_What you will do_.
Images appear in the records below; leave them out and repeat everything else exactly.

_Data provided_.
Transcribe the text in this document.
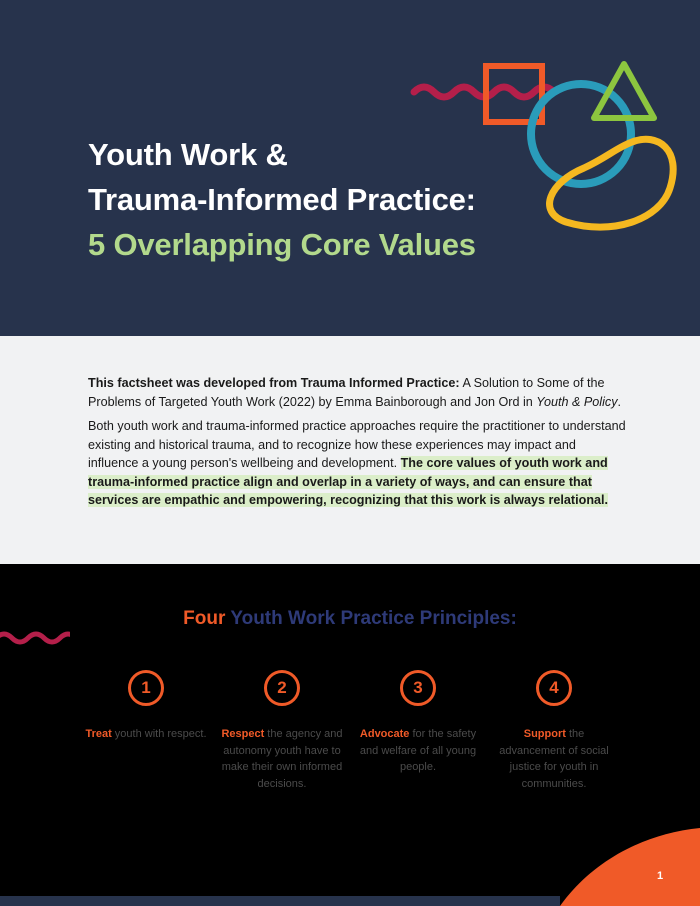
Youth Work &
Trauma-Informed Practice:
5 Overlapping Core Values

This factsheet was developed from Trauma Informed Practice: A Solution to Some of the Problems of Targeted Youth Work (2022) by Emma Bainborough and Jon Ord in Youth & Policy.

Both youth work and trauma-informed practice approaches require the practitioner to understand existing and historical trauma, and to recognize how these experiences may impact and influence a young person's wellbeing and development. The core values of youth work and trauma-informed practice align and overlap in a variety of ways, and can ensure that services are empathic and empowering, recognizing that this work is always relational.

Four Youth Work Practice Principles:
1
Treat youth with respect.
2
Respect the agency and autonomy youth have to make their own informed decisions.
3
Advocate for the safety and welfare of all young people.
4
Support the advancement of social justice for youth in communities.
1
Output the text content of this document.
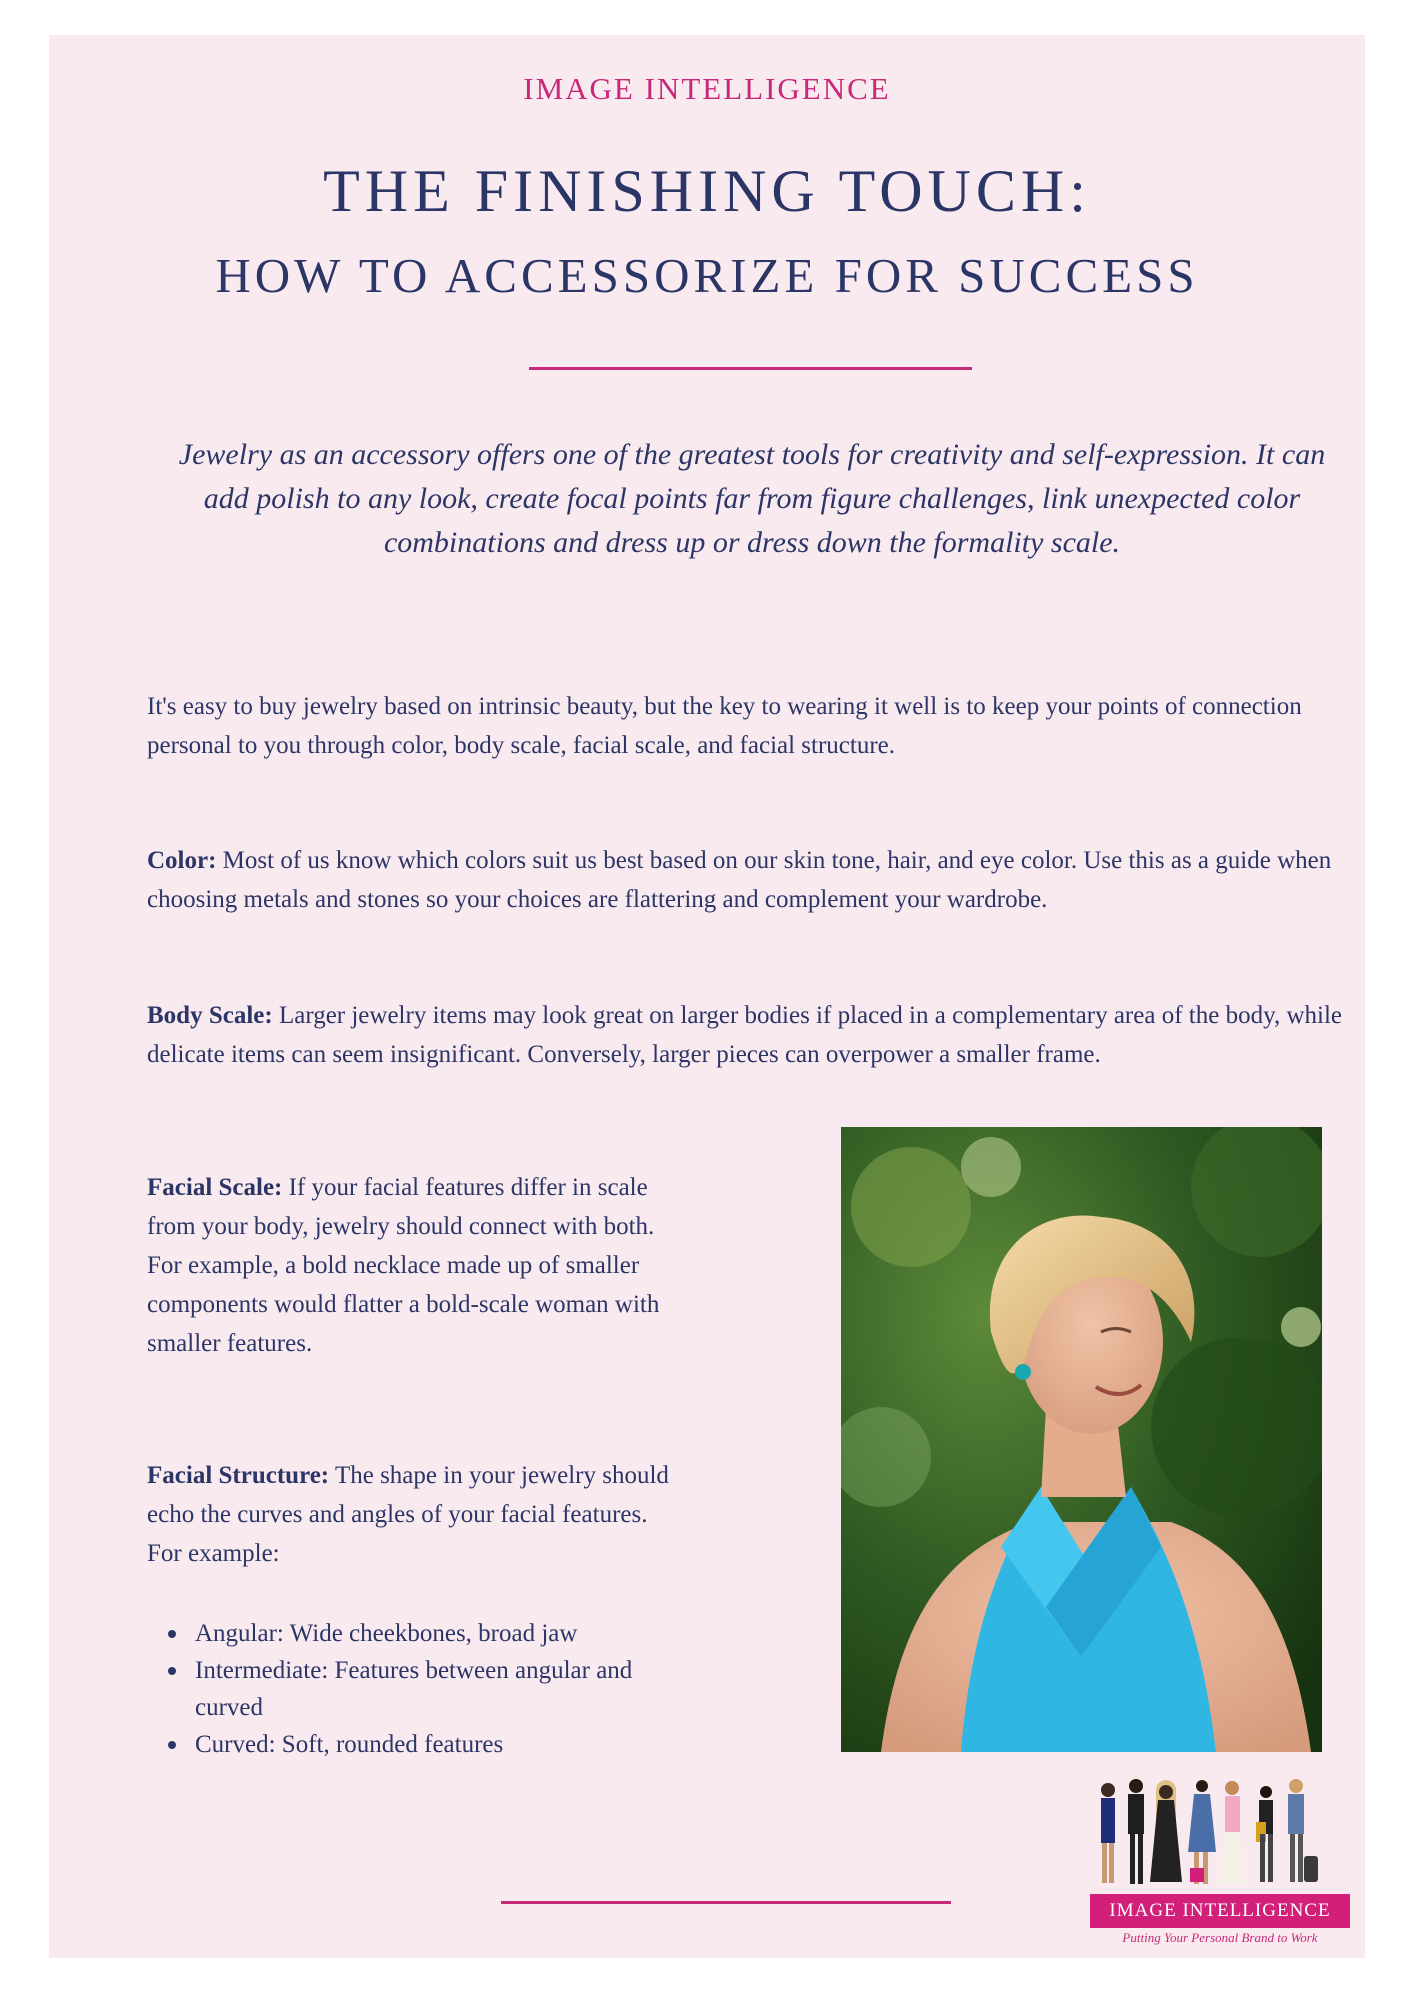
IMAGE INTELLIGENCE
THE FINISHING TOUCH:
HOW TO ACCESSORIZE FOR SUCCESS
Jewelry as an accessory offers one of the greatest tools for creativity and self-expression. It can add polish to any look, create focal points far from figure challenges, link unexpected color combinations and dress up or dress down the formality scale.
It's easy to buy jewelry based on intrinsic beauty, but the key to wearing it well is to keep your points of connection personal to you through color, body scale, facial scale, and facial structure.
Color: Most of us know which colors suit us best based on our skin tone, hair, and eye color. Use this as a guide when choosing metals and stones so your choices are flattering and complement your wardrobe.
Body Scale: Larger jewelry items may look great on larger bodies if placed in a complementary area of the body, while delicate items can seem insignificant. Conversely, larger pieces can overpower a smaller frame.
Facial Scale: If your facial features differ in scale from your body, jewelry should connect with both. For example, a bold necklace made up of smaller components would flatter a bold-scale woman with smaller features.
Facial Structure: The shape in your jewelry should echo the curves and angles of your facial features. For example:
Angular: Wide cheekbones, broad jaw
Intermediate: Features between angular and curved
Curved: Soft, rounded features
IMAGE INTELLIGENCE
Putting Your Personal Brand to Work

_Response below_.
Transcribe the text in this document.
Youth Work &
Trauma-Informed Practice:
5 Overlapping Core Values

This factsheet was developed from Trauma Informed Practice: A Solution to Some of the Problems of Targeted Youth Work (2022) by Emma Bainborough and Jon Ord in Youth & Policy.

Both youth work and trauma-informed practice approaches require the practitioner to understand existing and historical trauma, and to recognize how these experiences may impact and influence a young person's wellbeing and development. The core values of youth work and trauma-informed practice align and overlap in a variety of ways, and can ensure that services are empathic and empowering, recognizing that this work is always relational.

Four Youth Work Practice Principles:
1
Treat youth with respect.
2
Respect the agency and autonomy youth have to make their own informed decisions.
3
Advocate for the safety and welfare of all young people.
4
Support the advancement of social justice for youth in communities.
1
Output the text content of this document.
IMAGE INTELLIGENCE
THE FINISHING TOUCH:
HOW TO ACCESSORIZE FOR SUCCESS
Jewelry as an accessory offers one of the greatest tools for creativity and self-expression. It can add polish to any look, create focal points far from figure challenges, link unexpected color combinations and dress up or dress down the formality scale.
It's easy to buy jewelry based on intrinsic beauty, but the key to wearing it well is to keep your points of connection personal to you through color, body scale, facial scale, and facial structure.
Color: Most of us know which colors suit us best based on our skin tone, hair, and eye color. Use this as a guide when choosing metals and stones so your choices are flattering and complement your wardrobe.
Body Scale: Larger jewelry items may look great on larger bodies if placed in a complementary area of the body, while delicate items can seem insignificant. Conversely, larger pieces can overpower a smaller frame.
Facial Scale: If your facial features differ in scale from your body, jewelry should connect with both. For example, a bold necklace made up of smaller components would flatter a bold-scale woman with smaller features.
Facial Structure: The shape in your jewelry should echo the curves and angles of your facial features. For example:
Angular: Wide cheekbones, broad jaw
Intermediate: Features between angular and curved
Curved: Soft, rounded features
IMAGE INTELLIGENCE
Putting Your Personal Brand to Work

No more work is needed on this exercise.